Author Paul Theroux, Photographer – William Furniss
Every now and then a TV magazine show such as “CBS Sunday Morning” or “20/20” will
present what they call an “Appreciation” of some person, often one who has died recently.
Now, to the best of my knowledge, as of this writing Paul Theroux hasn’t died, but I’m going
to write this anyway.
Mr. Theroux has been writing travel books for more than 40 years, and I have been buying
and reading them. These are NOT about beaches, cathedrals, castles, museums, sight-seeing
or fancy hotels, no, no, no! He decides to take a journey and does it the hard way… on the
ground, using railroads and local transit and walking.
His first travel book, “The Great Railway Bazaar,” tells about his 1973 trip by rail (mostly)
from London to Tokyo, via Istanbul, India, Burma, Vietnam and Japan (as well as places in be-
tween) and his return on the Trans-Siberian Express. He describes the various characters he
met along the way and tells us what he learns about them.
“The Kingdom by the Sea” recounts a walk/ride he took around the periphery of England
and Scotland. When asked about the rather acerbic tone of “Kingdom,” he said “No one had
written about the British as natives of a foreign country who talk funny, have funny eating
habits, wear funny clothes and have recreations and entertainments that seem strange.”

- _YOUR INSTRUCTIONS_
Retype part of the passage on Paul Theroux's travel books word for word, starting at "Now, to the" and ending after "learns about them.".

- _RAW RECORDS_
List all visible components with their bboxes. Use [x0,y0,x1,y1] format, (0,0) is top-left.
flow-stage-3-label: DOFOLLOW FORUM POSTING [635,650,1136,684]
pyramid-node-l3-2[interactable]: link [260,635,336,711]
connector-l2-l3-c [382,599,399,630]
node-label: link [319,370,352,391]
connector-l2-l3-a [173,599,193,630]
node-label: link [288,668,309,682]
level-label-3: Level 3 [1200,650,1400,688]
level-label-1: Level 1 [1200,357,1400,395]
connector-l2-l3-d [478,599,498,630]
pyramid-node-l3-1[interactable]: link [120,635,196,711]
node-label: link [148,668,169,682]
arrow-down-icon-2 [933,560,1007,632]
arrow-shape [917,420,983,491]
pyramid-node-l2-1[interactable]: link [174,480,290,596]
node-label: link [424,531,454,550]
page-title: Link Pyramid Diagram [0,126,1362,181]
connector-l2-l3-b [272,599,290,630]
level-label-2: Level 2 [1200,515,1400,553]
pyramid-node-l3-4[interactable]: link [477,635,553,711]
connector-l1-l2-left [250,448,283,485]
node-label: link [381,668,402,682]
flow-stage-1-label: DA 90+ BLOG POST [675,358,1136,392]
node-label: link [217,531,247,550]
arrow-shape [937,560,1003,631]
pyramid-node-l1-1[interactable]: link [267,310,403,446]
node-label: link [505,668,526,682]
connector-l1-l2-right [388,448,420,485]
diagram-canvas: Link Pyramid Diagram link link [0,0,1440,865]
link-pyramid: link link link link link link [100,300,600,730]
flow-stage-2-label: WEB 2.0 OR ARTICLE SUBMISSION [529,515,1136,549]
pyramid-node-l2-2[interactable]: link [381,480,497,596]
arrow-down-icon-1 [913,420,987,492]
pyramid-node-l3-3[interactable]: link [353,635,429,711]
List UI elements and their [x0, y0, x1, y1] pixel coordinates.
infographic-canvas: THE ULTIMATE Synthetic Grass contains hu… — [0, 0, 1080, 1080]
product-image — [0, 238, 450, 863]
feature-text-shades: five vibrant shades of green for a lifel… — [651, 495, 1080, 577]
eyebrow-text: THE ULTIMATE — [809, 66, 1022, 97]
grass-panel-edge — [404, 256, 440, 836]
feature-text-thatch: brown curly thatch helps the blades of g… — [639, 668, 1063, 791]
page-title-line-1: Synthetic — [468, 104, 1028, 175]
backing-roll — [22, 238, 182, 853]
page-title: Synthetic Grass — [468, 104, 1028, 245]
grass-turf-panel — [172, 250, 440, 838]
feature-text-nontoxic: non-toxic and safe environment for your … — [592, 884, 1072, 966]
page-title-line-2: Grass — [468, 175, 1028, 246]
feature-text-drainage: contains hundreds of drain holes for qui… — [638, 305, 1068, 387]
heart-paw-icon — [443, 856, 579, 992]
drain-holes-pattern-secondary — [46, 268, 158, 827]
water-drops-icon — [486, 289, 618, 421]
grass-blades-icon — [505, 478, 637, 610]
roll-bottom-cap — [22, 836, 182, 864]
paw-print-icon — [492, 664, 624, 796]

- _TASK RESULT_
Now, to the best of my knowledge, as of this writing Paul Theroux hasn’t died, but I’m going
to write this anyway.
Mr. Theroux has been writing travel books for more than 40 years, and I have been buying
and reading them. These are NOT about beaches, cathedrals, castles, museums, sight-seeing
or fancy hotels, no, no, no! He decides to take a journey and does it the hard way… on the
ground, using railroads and local transit and walking.
His first travel book, “The Great Railway Bazaar,” tells about his 1973 trip by rail (mostly)
from London to Tokyo, via Istanbul, India, Burma, Vietnam and Japan (as well as places in be-
tween) and his return on the Trans-Siberian Express. He describes the various characters he
met along the way and tells us what he learns about them.